***** EXTRACTED RECORDS *****

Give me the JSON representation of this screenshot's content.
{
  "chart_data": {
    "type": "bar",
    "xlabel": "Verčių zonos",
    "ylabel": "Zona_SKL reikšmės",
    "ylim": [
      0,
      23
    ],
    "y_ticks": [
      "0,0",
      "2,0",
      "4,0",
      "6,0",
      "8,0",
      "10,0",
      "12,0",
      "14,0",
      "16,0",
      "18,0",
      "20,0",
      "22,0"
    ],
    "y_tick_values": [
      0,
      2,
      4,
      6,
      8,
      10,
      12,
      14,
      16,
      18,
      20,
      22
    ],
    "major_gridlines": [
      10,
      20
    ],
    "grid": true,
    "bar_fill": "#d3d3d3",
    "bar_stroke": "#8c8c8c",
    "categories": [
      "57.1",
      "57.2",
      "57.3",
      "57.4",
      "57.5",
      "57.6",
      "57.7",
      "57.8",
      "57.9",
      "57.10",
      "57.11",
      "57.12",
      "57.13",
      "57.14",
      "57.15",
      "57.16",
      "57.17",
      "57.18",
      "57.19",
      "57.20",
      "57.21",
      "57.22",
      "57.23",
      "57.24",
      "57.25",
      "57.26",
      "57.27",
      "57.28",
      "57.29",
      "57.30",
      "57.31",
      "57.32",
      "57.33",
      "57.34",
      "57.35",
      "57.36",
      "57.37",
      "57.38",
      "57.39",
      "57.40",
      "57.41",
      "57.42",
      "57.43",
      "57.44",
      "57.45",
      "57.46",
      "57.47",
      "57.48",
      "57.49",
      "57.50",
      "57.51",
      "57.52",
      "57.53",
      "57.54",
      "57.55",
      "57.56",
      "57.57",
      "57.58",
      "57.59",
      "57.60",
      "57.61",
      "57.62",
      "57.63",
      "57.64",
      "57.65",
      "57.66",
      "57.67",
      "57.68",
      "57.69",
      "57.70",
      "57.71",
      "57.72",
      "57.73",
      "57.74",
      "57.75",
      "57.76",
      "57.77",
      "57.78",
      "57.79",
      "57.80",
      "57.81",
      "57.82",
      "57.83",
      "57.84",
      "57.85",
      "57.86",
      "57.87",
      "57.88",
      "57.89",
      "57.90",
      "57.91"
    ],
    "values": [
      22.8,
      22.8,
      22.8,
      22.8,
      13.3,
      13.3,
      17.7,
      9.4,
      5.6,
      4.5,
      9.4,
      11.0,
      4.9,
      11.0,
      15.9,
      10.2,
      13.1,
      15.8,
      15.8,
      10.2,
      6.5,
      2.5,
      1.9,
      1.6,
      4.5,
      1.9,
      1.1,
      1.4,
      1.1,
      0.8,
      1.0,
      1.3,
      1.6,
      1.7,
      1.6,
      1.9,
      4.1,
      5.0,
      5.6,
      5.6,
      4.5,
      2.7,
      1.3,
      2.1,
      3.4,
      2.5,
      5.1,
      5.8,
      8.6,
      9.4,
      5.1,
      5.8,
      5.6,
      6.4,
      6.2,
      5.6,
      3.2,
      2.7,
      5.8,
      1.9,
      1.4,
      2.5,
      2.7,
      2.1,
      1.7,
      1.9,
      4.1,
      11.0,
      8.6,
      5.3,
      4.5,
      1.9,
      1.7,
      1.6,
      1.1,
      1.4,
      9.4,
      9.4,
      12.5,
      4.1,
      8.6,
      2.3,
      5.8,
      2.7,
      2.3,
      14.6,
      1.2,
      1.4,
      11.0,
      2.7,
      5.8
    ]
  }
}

*****

**GOAL**
All the data must be duplicated exactly, with nothing added or removed.

**REPLY**
Give me the JSON representation of this screenshot's content.
{
  "chart_data": {
    "type": "bar",
    "xlabel": "Verčių zonos",
    "ylabel": "Zona_SKL reikšmės",
    "ylim": [
      0,
      23
    ],
    "y_ticks": [
      "0,0",
      "2,0",
      "4,0",
      "6,0",
      "8,0",
      "10,0",
      "12,0",
      "14,0",
      "16,0",
      "18,0",
      "20,0",
      "22,0"
    ],
    "y_tick_values": [
      0,
      2,
      4,
      6,
      8,
      10,
      12,
      14,
      16,
      18,
      20,
      22
    ],
    "major_gridlines": [
      10,
      20
    ],
    "grid": true,
    "bar_fill": "#d3d3d3",
    "bar_stroke": "#8c8c8c",
    "categories": [
      "57.1",
      "57.2",
      "57.3",
      "57.4",
      "57.5",
      "57.6",
      "57.7",
      "57.8",
      "57.9",
      "57.10",
      "57.11",
      "57.12",
      "57.13",
      "57.14",
      "57.15",
      "57.16",
      "57.17",
      "57.18",
      "57.19",
      "57.20",
      "57.21",
      "57.22",
      "57.23",
      "57.24",
      "57.25",
      "57.26",
      "57.27",
      "57.28",
      "57.29",
      "57.30",
      "57.31",
      "57.32",
      "57.33",
      "57.34",
      "57.35",
      "57.36",
      "57.37",
      "57.38",
      "57.39",
      "57.40",
      "57.41",
      "57.42",
      "57.43",
      "57.44",
      "57.45",
      "57.46",
      "57.47",
      "57.48",
      "57.49",
      "57.50",
      "57.51",
      "57.52",
      "57.53",
      "57.54",
      "57.55",
      "57.56",
      "57.57",
      "57.58",
      "57.59",
      "57.60",
      "57.61",
      "57.62",
      "57.63",
      "57.64",
      "57.65",
      "57.66",
      "57.67",
      "57.68",
      "57.69",
      "57.70",
      "57.71",
      "57.72",
      "57.73",
      "57.74",
      "57.75",
      "57.76",
      "57.77",
      "57.78",
      "57.79",
      "57.80",
      "57.81",
      "57.82",
      "57.83",
      "57.84",
      "57.85",
      "57.86",
      "57.87",
      "57.88",
      "57.89",
      "57.90",
      "57.91"
    ],
    "values": [
      22.8,
      22.8,
      22.8,
      22.8,
      13.3,
      13.3,
      17.7,
      9.4,
      5.6,
      4.5,
      9.4,
      11.0,
      4.9,
      11.0,
      15.9,
      10.2,
      13.1,
      15.8,
      15.8,
      10.2,
      6.5,
      2.5,
      1.9,
      1.6,
      4.5,
      1.9,
      1.1,
      1.4,
      1.1,
      0.8,
      1.0,
      1.3,
      1.6,
      1.7,
      1.6,
      1.9,
      4.1,
      5.0,
      5.6,
      5.6,
      4.5,
      2.7,
      1.3,
      2.1,
      3.4,
      2.5,
      5.1,
      5.8,
      8.6,
      9.4,
      5.1,
      5.8,
      5.6,
      6.4,
      6.2,
      5.6,
      3.2,
      2.7,
      5.8,
      1.9,
      1.4,
      2.5,
      2.7,
      2.1,
      1.7,
      1.9,
      4.1,
      11.0,
      8.6,
      5.3,
      4.5,
      1.9,
      1.7,
      1.6,
      1.1,
      1.4,
      9.4,
      9.4,
      12.5,
      4.1,
      8.6,
      2.3,
      5.8,
      2.7,
      2.3,
      14.6,
      1.2,
      1.4,
      11.0,
      2.7,
      5.8
    ]
  }
}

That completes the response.